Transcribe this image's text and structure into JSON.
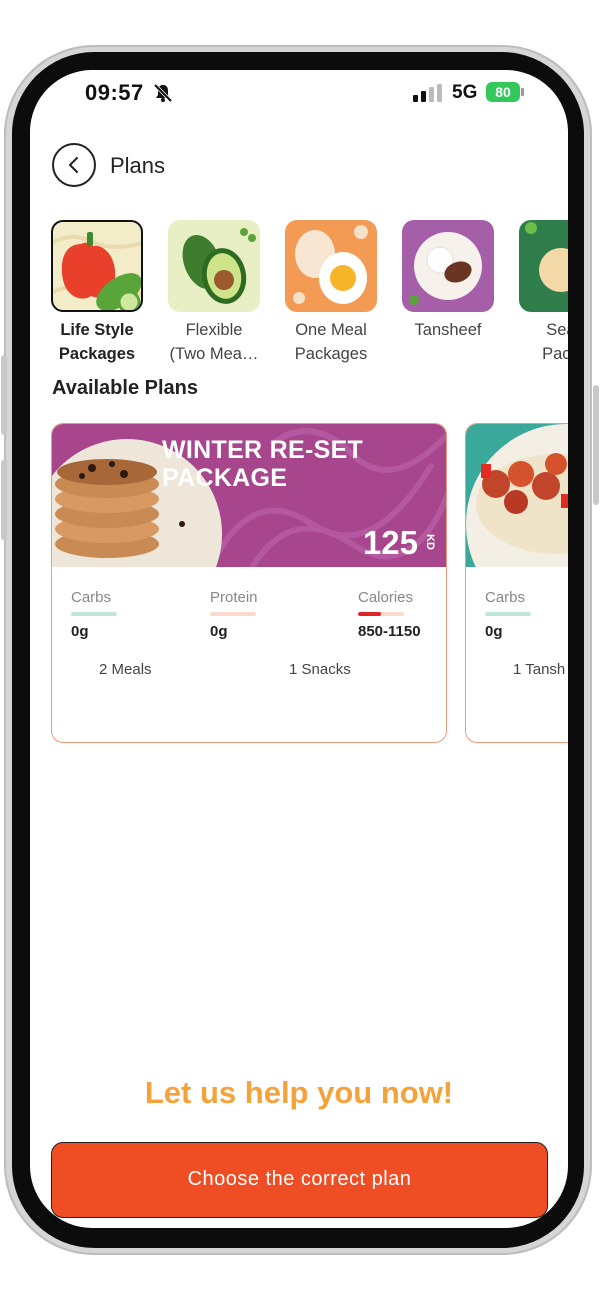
{
  "status_bar": {
    "time": "09:57",
    "network": "5G",
    "battery": "80"
  },
  "header": {
    "title": "Plans"
  },
  "categories": [
    {
      "line1": "Life Style",
      "line2": "Packages",
      "selected": true
    },
    {
      "line1": "Flexible",
      "line2": "(Two Mea…",
      "selected": false
    },
    {
      "line1": "One Meal",
      "line2": "Packages",
      "selected": false
    },
    {
      "line1": "Tansheef",
      "line2": "",
      "selected": false
    },
    {
      "line1": "Seas",
      "line2": "Packa",
      "selected": false
    }
  ],
  "section": {
    "available_plans": "Available Plans"
  },
  "plans": [
    {
      "title_line1": "WINTER RE-SET",
      "title_line2": "PACKAGE",
      "price": "125",
      "currency": "KD",
      "macros": [
        {
          "label": "Carbs",
          "value": "0g",
          "fill": 1.0,
          "color": "#bfe6d8"
        },
        {
          "label": "Protein",
          "value": "0g",
          "fill": 1.0,
          "color": "#fbd9cc"
        },
        {
          "label": "Calories",
          "value": "850-1150",
          "fill": 0.5,
          "color": "#e0242c"
        }
      ],
      "meals": "2 Meals",
      "snacks": "1 Snacks"
    },
    {
      "macros": [
        {
          "label": "Carbs",
          "value": "0g",
          "fill": 1.0,
          "color": "#bfe6d8"
        }
      ],
      "meals": "1 Tansh"
    }
  ],
  "cta": {
    "heading": "Let us help you now!",
    "button": "Choose the correct plan"
  },
  "colors": {
    "accent": "#ef4d24",
    "cta_heading": "#f5a23a",
    "banner": "#a7468c"
  }
}
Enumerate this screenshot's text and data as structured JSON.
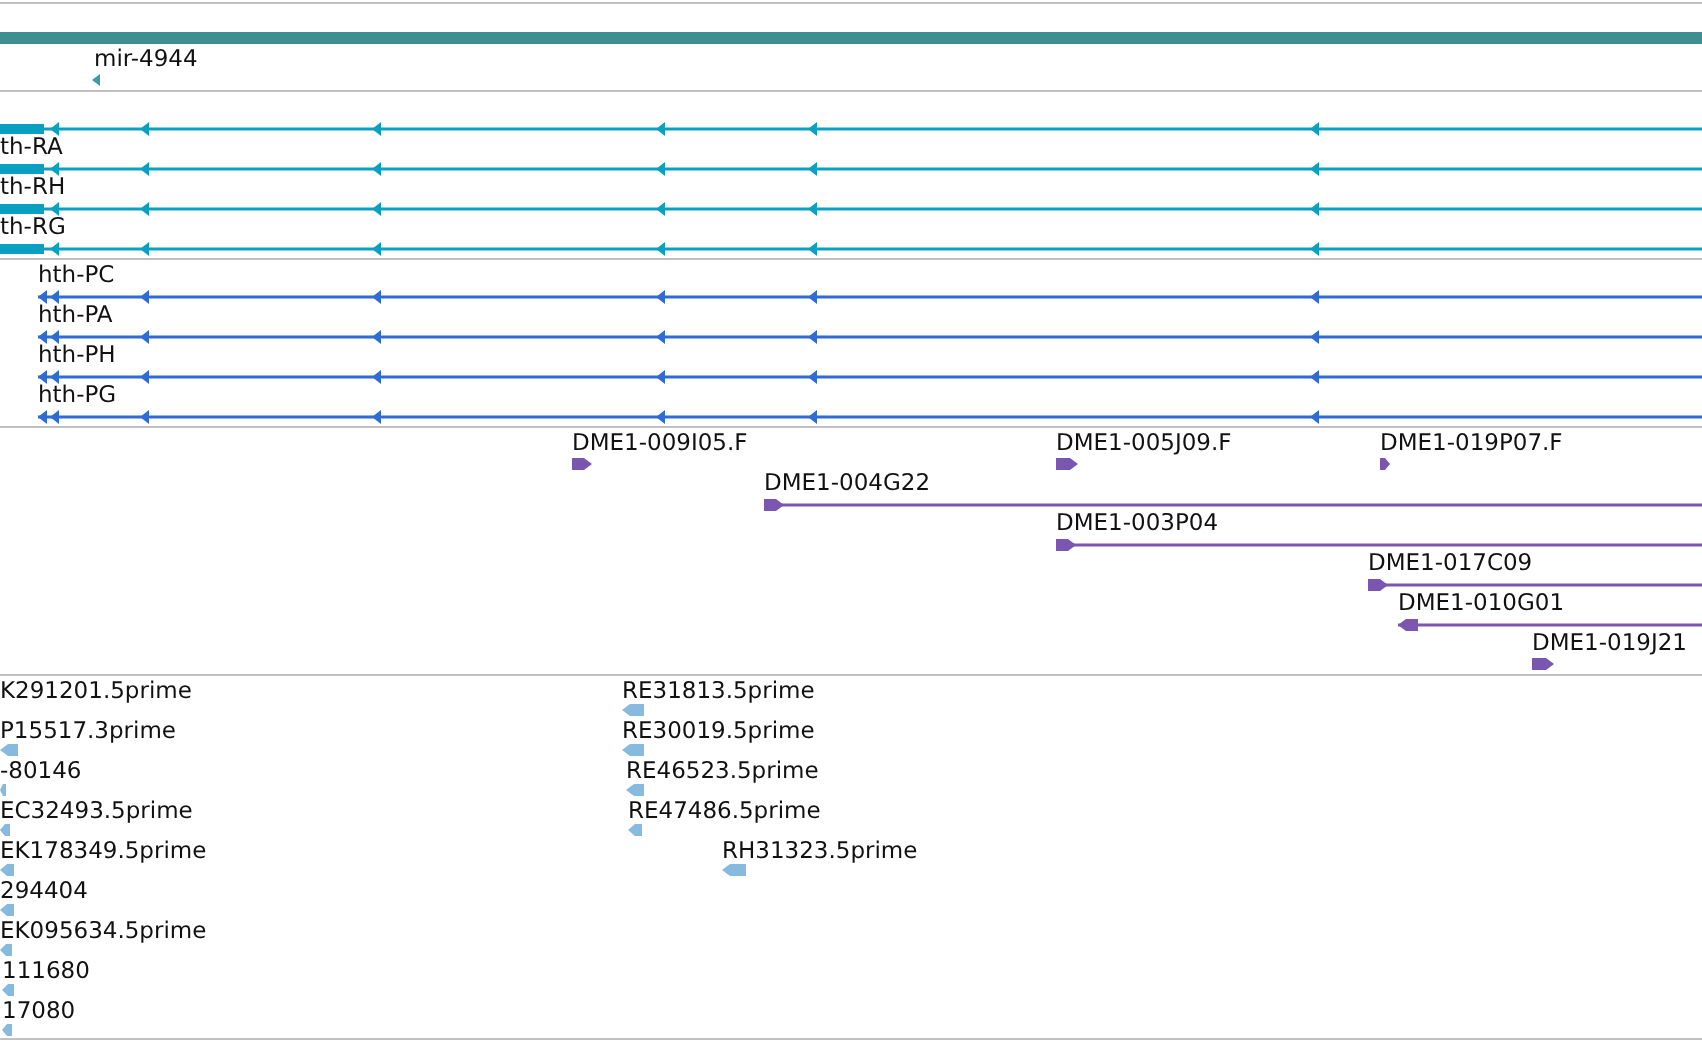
{
  "mirna_track": {
    "features": [
      {
        "label": "mir-4944",
        "reverse_strand": true
      }
    ]
  },
  "transcript_track": {
    "features": [
      {
        "reverse_strand": true
      },
      {
        "label": "th-RA",
        "reverse_strand": true
      },
      {
        "label": "th-RH",
        "reverse_strand": true
      },
      {
        "label": "th-RG",
        "reverse_strand": true
      }
    ]
  },
  "protein_track": {
    "features": [
      {
        "label": "hth-PC",
        "reverse_strand": true
      },
      {
        "label": "hth-PA",
        "reverse_strand": true
      },
      {
        "label": "hth-PH",
        "reverse_strand": true
      },
      {
        "label": "hth-PG",
        "reverse_strand": true
      }
    ]
  },
  "clone_track": {
    "features": [
      {
        "label": "DME1-009I05.F",
        "reverse_strand": false
      },
      {
        "label": "DME1-005J09.F",
        "reverse_strand": false
      },
      {
        "label": "DME1-019P07.F",
        "reverse_strand": false
      },
      {
        "label": "DME1-004G22",
        "reverse_strand": false
      },
      {
        "label": "DME1-003P04",
        "reverse_strand": false
      },
      {
        "label": "DME1-017C09",
        "reverse_strand": false
      },
      {
        "label": "DME1-010G01",
        "reverse_strand": true
      },
      {
        "label": "DME1-019J21",
        "reverse_strand": false
      }
    ]
  },
  "est_track": {
    "features": [
      {
        "label": "K291201.5prime"
      },
      {
        "label": "RE31813.5prime"
      },
      {
        "label": "P15517.3prime"
      },
      {
        "label": "RE30019.5prime"
      },
      {
        "label": "-80146"
      },
      {
        "label": "RE46523.5prime"
      },
      {
        "label": "EC32493.5prime"
      },
      {
        "label": "RE47486.5prime"
      },
      {
        "label": "EK178349.5prime"
      },
      {
        "label": "RH31323.5prime"
      },
      {
        "label": "294404"
      },
      {
        "label": "EK095634.5prime"
      },
      {
        "label": "111680"
      },
      {
        "label": "17080"
      }
    ]
  }
}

^^^^^^^^

Scan the lines above for "this", then copy every one that has it.

> _Task answer_
Transcribe this image's text and structure into JSON.
Enumerate this screenshot's text and data as structured JSON.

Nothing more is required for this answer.